What the task requires »
Wherever "content" appears in a line, copy that line.

(Collected data)
§ §

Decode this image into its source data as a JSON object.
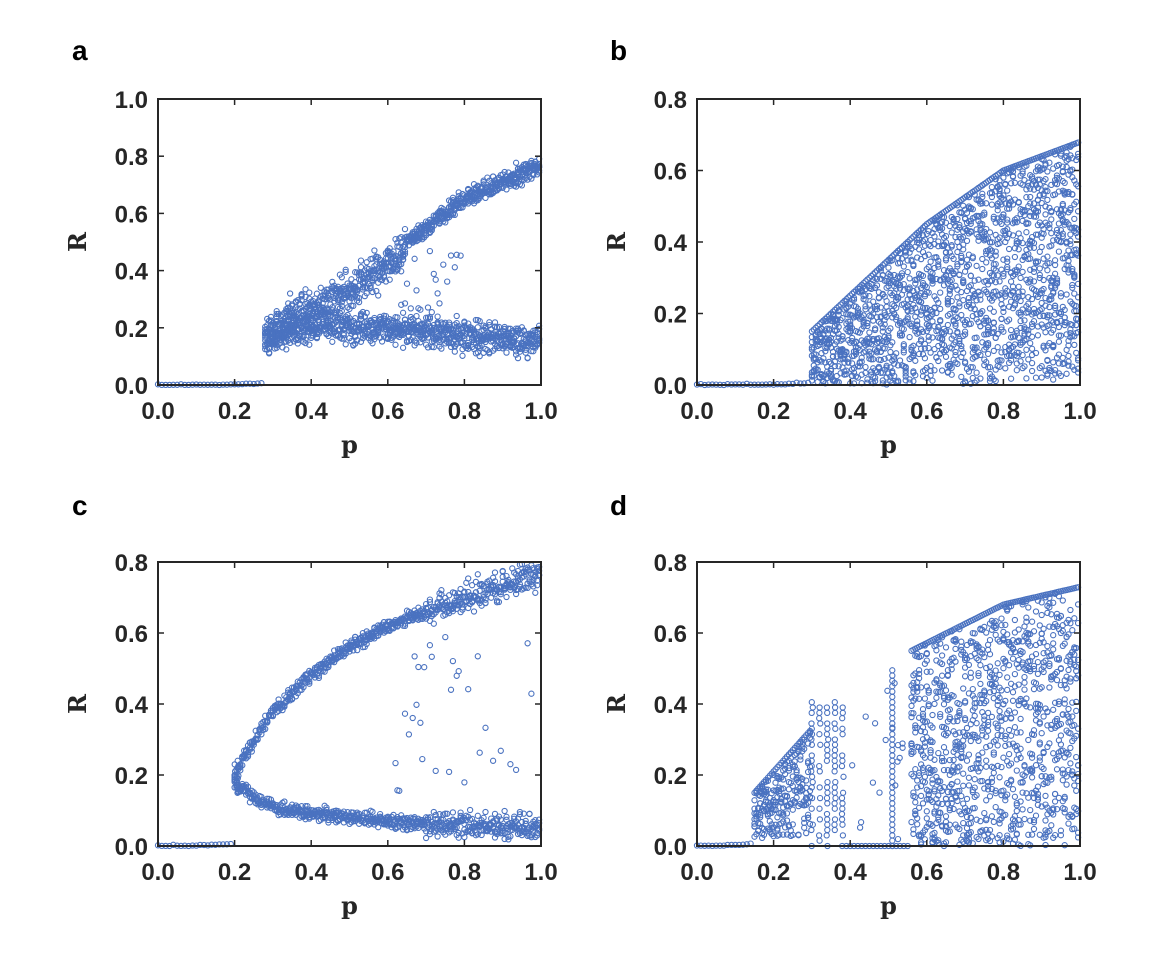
{
  "marker_color": "#4a72c0",
  "chart_data": [
    {
      "type": "scatter",
      "panel": "a",
      "xlabel": "p",
      "ylabel": "R",
      "xlim": [
        0.0,
        1.0
      ],
      "ylim": [
        0.0,
        1.0
      ],
      "xticks": [
        "0.0",
        "0.2",
        "0.4",
        "0.6",
        "0.8",
        "1.0"
      ],
      "yticks": [
        "0.0",
        "0.2",
        "0.4",
        "0.6",
        "0.8",
        "1.0"
      ],
      "grid": false,
      "marker": "open-circle",
      "transition_p": 0.28,
      "branches": [
        {
          "name": "lower",
          "points": [
            [
              0.0,
              0.0
            ],
            [
              0.27,
              0.01
            ],
            [
              0.28,
              0.15
            ],
            [
              0.4,
              0.2
            ],
            [
              0.6,
              0.2
            ],
            [
              0.8,
              0.17
            ],
            [
              1.0,
              0.15
            ]
          ],
          "spread": 0.08
        },
        {
          "name": "upper",
          "points": [
            [
              0.28,
              0.18
            ],
            [
              0.4,
              0.28
            ],
            [
              0.5,
              0.33
            ],
            [
              0.6,
              0.42
            ],
            [
              0.65,
              0.5
            ],
            [
              0.8,
              0.65
            ],
            [
              1.0,
              0.77
            ]
          ],
          "spread": 0.1
        }
      ]
    },
    {
      "type": "scatter",
      "panel": "b",
      "xlabel": "p",
      "ylabel": "R",
      "xlim": [
        0.0,
        1.0
      ],
      "ylim": [
        0.0,
        0.8
      ],
      "xticks": [
        "0.0",
        "0.2",
        "0.4",
        "0.6",
        "0.8",
        "1.0"
      ],
      "yticks": [
        "0.0",
        "0.2",
        "0.4",
        "0.6",
        "0.8"
      ],
      "grid": false,
      "marker": "open-circle",
      "transition_p": 0.3,
      "envelope": {
        "lower": 0.0,
        "upper": [
          [
            0.3,
            0.15
          ],
          [
            0.4,
            0.25
          ],
          [
            0.6,
            0.45
          ],
          [
            0.8,
            0.6
          ],
          [
            1.0,
            0.68
          ]
        ]
      }
    },
    {
      "type": "scatter",
      "panel": "c",
      "xlabel": "p",
      "ylabel": "R",
      "xlim": [
        0.0,
        1.0
      ],
      "ylim": [
        0.0,
        0.8
      ],
      "xticks": [
        "0.0",
        "0.2",
        "0.4",
        "0.6",
        "0.8",
        "1.0"
      ],
      "yticks": [
        "0.0",
        "0.2",
        "0.4",
        "0.6",
        "0.8"
      ],
      "grid": false,
      "marker": "open-circle",
      "transition_p": 0.2,
      "branches": [
        {
          "name": "upper",
          "points": [
            [
              0.2,
              0.2
            ],
            [
              0.25,
              0.3
            ],
            [
              0.3,
              0.38
            ],
            [
              0.4,
              0.48
            ],
            [
              0.5,
              0.56
            ],
            [
              0.6,
              0.62
            ],
            [
              0.8,
              0.7
            ],
            [
              1.0,
              0.77
            ]
          ],
          "spread": 0.03
        },
        {
          "name": "lower",
          "points": [
            [
              0.2,
              0.18
            ],
            [
              0.25,
              0.14
            ],
            [
              0.3,
              0.11
            ],
            [
              0.4,
              0.09
            ],
            [
              0.6,
              0.07
            ],
            [
              0.8,
              0.06
            ],
            [
              1.0,
              0.05
            ]
          ],
          "spread": 0.03
        }
      ]
    },
    {
      "type": "scatter",
      "panel": "d",
      "xlabel": "p",
      "ylabel": "R",
      "xlim": [
        0.0,
        1.0
      ],
      "ylim": [
        0.0,
        0.8
      ],
      "xticks": [
        "0.0",
        "0.2",
        "0.4",
        "0.6",
        "0.8",
        "1.0"
      ],
      "yticks": [
        "0.0",
        "0.2",
        "0.4",
        "0.6",
        "0.8"
      ],
      "grid": false,
      "marker": "open-circle",
      "regions": [
        {
          "p_range": [
            0.15,
            0.3
          ],
          "upper": [
            [
              0.15,
              0.15
            ],
            [
              0.3,
              0.33
            ]
          ]
        },
        {
          "p_range": [
            0.3,
            0.39
          ],
          "columns": true,
          "upper": 0.42
        },
        {
          "p_range": [
            0.39,
            0.56
          ],
          "sparse": true,
          "upper": 0.52
        },
        {
          "p_range": [
            0.56,
            1.0
          ],
          "upper": [
            [
              0.56,
              0.55
            ],
            [
              0.8,
              0.68
            ],
            [
              1.0,
              0.73
            ]
          ]
        }
      ]
    }
  ]
}
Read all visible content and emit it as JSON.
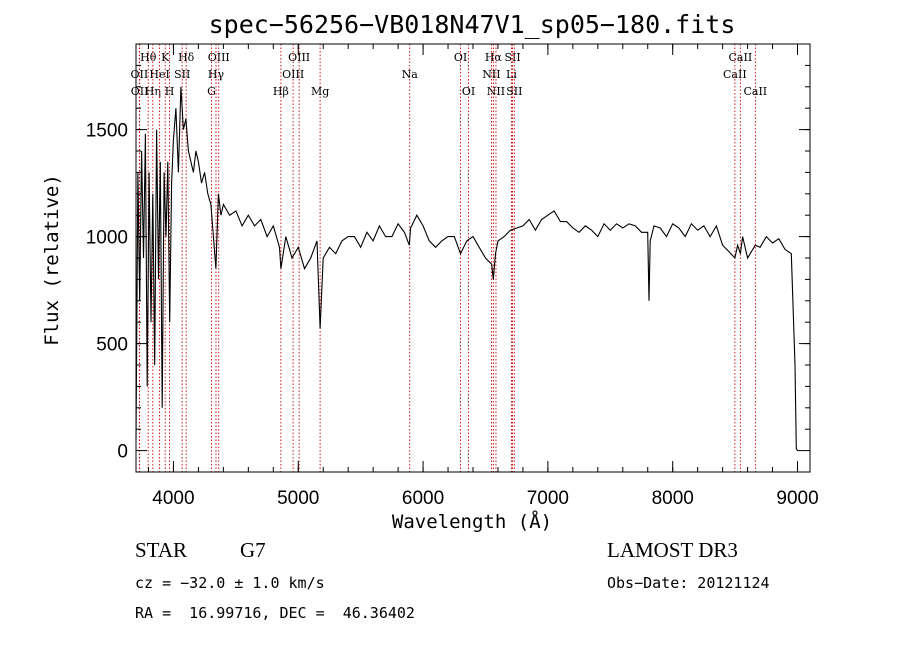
{
  "chart_data": {
    "type": "line",
    "title": "spec−56256−VB018N47V1_sp05−180.fits",
    "xlabel": "Wavelength (Å)",
    "ylabel": "Flux (relative)",
    "xlim": [
      3700,
      9100
    ],
    "ylim": [
      -100,
      1900
    ],
    "xticks": [
      4000,
      5000,
      6000,
      7000,
      8000,
      9000
    ],
    "yticks": [
      0,
      500,
      1000,
      1500
    ],
    "series": [
      {
        "name": "flux",
        "x": [
          3700,
          3715,
          3730,
          3745,
          3760,
          3775,
          3790,
          3805,
          3820,
          3835,
          3850,
          3865,
          3880,
          3895,
          3910,
          3925,
          3940,
          3955,
          3970,
          3985,
          4000,
          4020,
          4040,
          4060,
          4080,
          4100,
          4120,
          4140,
          4160,
          4180,
          4200,
          4225,
          4250,
          4275,
          4300,
          4320,
          4340,
          4360,
          4380,
          4400,
          4450,
          4500,
          4550,
          4600,
          4650,
          4700,
          4750,
          4800,
          4850,
          4861,
          4900,
          4950,
          5000,
          5050,
          5100,
          5150,
          5175,
          5200,
          5250,
          5300,
          5350,
          5400,
          5450,
          5500,
          5550,
          5600,
          5650,
          5700,
          5750,
          5800,
          5850,
          5890,
          5900,
          5950,
          6000,
          6050,
          6100,
          6150,
          6200,
          6250,
          6300,
          6350,
          6400,
          6450,
          6500,
          6550,
          6563,
          6580,
          6600,
          6650,
          6700,
          6750,
          6800,
          6850,
          6900,
          6950,
          7000,
          7050,
          7100,
          7150,
          7200,
          7250,
          7300,
          7350,
          7400,
          7450,
          7500,
          7550,
          7600,
          7650,
          7700,
          7750,
          7800,
          7810,
          7820,
          7850,
          7900,
          7950,
          8000,
          8050,
          8100,
          8150,
          8200,
          8250,
          8300,
          8350,
          8400,
          8450,
          8498,
          8520,
          8542,
          8560,
          8600,
          8662,
          8700,
          8750,
          8800,
          8850,
          8900,
          8950,
          8980,
          8990,
          9000,
          9005,
          9010
        ],
        "y": [
          50,
          1300,
          700,
          1400,
          900,
          1480,
          300,
          1300,
          600,
          1200,
          400,
          1500,
          800,
          1350,
          200,
          1300,
          1000,
          1350,
          600,
          1250,
          1450,
          1600,
          1300,
          1700,
          1500,
          1550,
          1400,
          1350,
          1300,
          1400,
          1350,
          1250,
          1300,
          1200,
          1150,
          1000,
          850,
          1200,
          1100,
          1150,
          1100,
          1120,
          1050,
          1100,
          1050,
          1080,
          1000,
          1050,
          950,
          850,
          1000,
          900,
          950,
          850,
          900,
          980,
          570,
          900,
          950,
          920,
          980,
          1000,
          1000,
          950,
          1020,
          980,
          1050,
          1000,
          1000,
          1060,
          1020,
          960,
          1040,
          1100,
          1050,
          980,
          950,
          980,
          1000,
          1000,
          920,
          980,
          1000,
          950,
          900,
          870,
          800,
          920,
          980,
          1000,
          1030,
          1040,
          1050,
          1080,
          1030,
          1080,
          1100,
          1120,
          1070,
          1070,
          1040,
          1020,
          1050,
          1030,
          1000,
          1060,
          1030,
          1060,
          1040,
          1060,
          1050,
          1020,
          1020,
          700,
          980,
          1050,
          1040,
          1000,
          1060,
          1040,
          1000,
          1060,
          1030,
          1050,
          1000,
          1050,
          960,
          930,
          900,
          960,
          920,
          1000,
          900,
          960,
          950,
          1000,
          970,
          990,
          940,
          920,
          400,
          10,
          0,
          0,
          0
        ],
        "color": "#000000"
      }
    ],
    "line_markers": [
      {
        "label": "Hθ",
        "wavelength": 3798,
        "row": 1
      },
      {
        "label": "OII",
        "wavelength": 3727,
        "row": 2
      },
      {
        "label": "OII",
        "wavelength": 3729,
        "row": 3
      },
      {
        "label": "Hη",
        "wavelength": 3835,
        "row": 3
      },
      {
        "label": "HeI",
        "wavelength": 3889,
        "row": 2
      },
      {
        "label": "K",
        "wavelength": 3934,
        "row": 1
      },
      {
        "label": "H",
        "wavelength": 3969,
        "row": 3
      },
      {
        "label": "SII",
        "wavelength": 4070,
        "row": 2
      },
      {
        "label": "Hδ",
        "wavelength": 4102,
        "row": 1
      },
      {
        "label": "OIII",
        "wavelength": 4363,
        "row": 1
      },
      {
        "label": "Hγ",
        "wavelength": 4341,
        "row": 2
      },
      {
        "label": "G",
        "wavelength": 4305,
        "row": 3
      },
      {
        "label": "Hβ",
        "wavelength": 4861,
        "row": 3
      },
      {
        "label": "OIII",
        "wavelength": 5007,
        "row": 1
      },
      {
        "label": "OIII",
        "wavelength": 4959,
        "row": 2
      },
      {
        "label": "Mg",
        "wavelength": 5175,
        "row": 3
      },
      {
        "label": "Na",
        "wavelength": 5893,
        "row": 2
      },
      {
        "label": "OI",
        "wavelength": 6300,
        "row": 1
      },
      {
        "label": "OI",
        "wavelength": 6364,
        "row": 3
      },
      {
        "label": "Hα",
        "wavelength": 6563,
        "row": 1
      },
      {
        "label": "NII",
        "wavelength": 6548,
        "row": 2
      },
      {
        "label": "NII",
        "wavelength": 6584,
        "row": 3
      },
      {
        "label": "SII",
        "wavelength": 6717,
        "row": 1
      },
      {
        "label": "Li",
        "wavelength": 6708,
        "row": 2
      },
      {
        "label": "SII",
        "wavelength": 6731,
        "row": 3
      },
      {
        "label": "CaII",
        "wavelength": 8542,
        "row": 1
      },
      {
        "label": "CaII",
        "wavelength": 8498,
        "row": 2
      },
      {
        "label": "CaII",
        "wavelength": 8662,
        "row": 3
      }
    ],
    "grid": false
  },
  "info": {
    "object_class": "STAR",
    "subclass": "G7",
    "survey": "LAMOST DR3",
    "redshift": "cz = −32.0 ± 1.0 km/s",
    "obs_date": "Obs−Date: 20121124",
    "coords": "RA =  16.99716, DEC =  46.36402"
  }
}
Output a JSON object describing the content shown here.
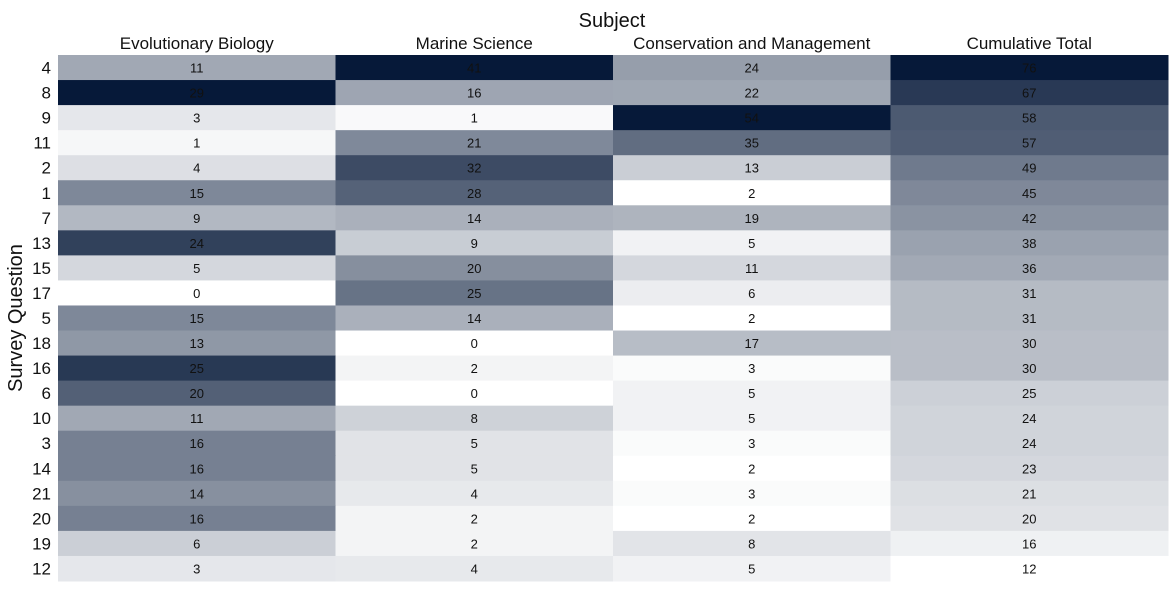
{
  "chart_data": {
    "type": "heatmap",
    "x_title": "Subject",
    "y_title": "Survey Question",
    "columns": [
      "Evolutionary Biology",
      "Marine Science",
      "Conservation and Management",
      "Cumulative Total"
    ],
    "rows": [
      "4",
      "8",
      "9",
      "11",
      "2",
      "1",
      "7",
      "13",
      "15",
      "17",
      "5",
      "18",
      "16",
      "6",
      "10",
      "3",
      "14",
      "21",
      "20",
      "19",
      "12"
    ],
    "values": [
      [
        11,
        41,
        24,
        76
      ],
      [
        29,
        16,
        22,
        67
      ],
      [
        3,
        1,
        54,
        58
      ],
      [
        1,
        21,
        35,
        57
      ],
      [
        4,
        32,
        13,
        49
      ],
      [
        15,
        28,
        2,
        45
      ],
      [
        9,
        14,
        19,
        42
      ],
      [
        24,
        9,
        5,
        38
      ],
      [
        5,
        20,
        11,
        36
      ],
      [
        0,
        25,
        6,
        31
      ],
      [
        15,
        14,
        2,
        31
      ],
      [
        13,
        0,
        17,
        30
      ],
      [
        25,
        2,
        3,
        30
      ],
      [
        20,
        0,
        5,
        25
      ],
      [
        11,
        8,
        5,
        24
      ],
      [
        16,
        5,
        3,
        24
      ],
      [
        16,
        5,
        2,
        23
      ],
      [
        14,
        4,
        3,
        21
      ],
      [
        16,
        2,
        2,
        20
      ],
      [
        6,
        2,
        8,
        16
      ],
      [
        3,
        4,
        5,
        12
      ]
    ],
    "colormap": {
      "low": "#ffffff",
      "high": "#061939"
    },
    "color_scale": "per-column"
  }
}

§ §

Response »
Read all visible content and emit it as JSON.
Output a JSON object describing the content shown here.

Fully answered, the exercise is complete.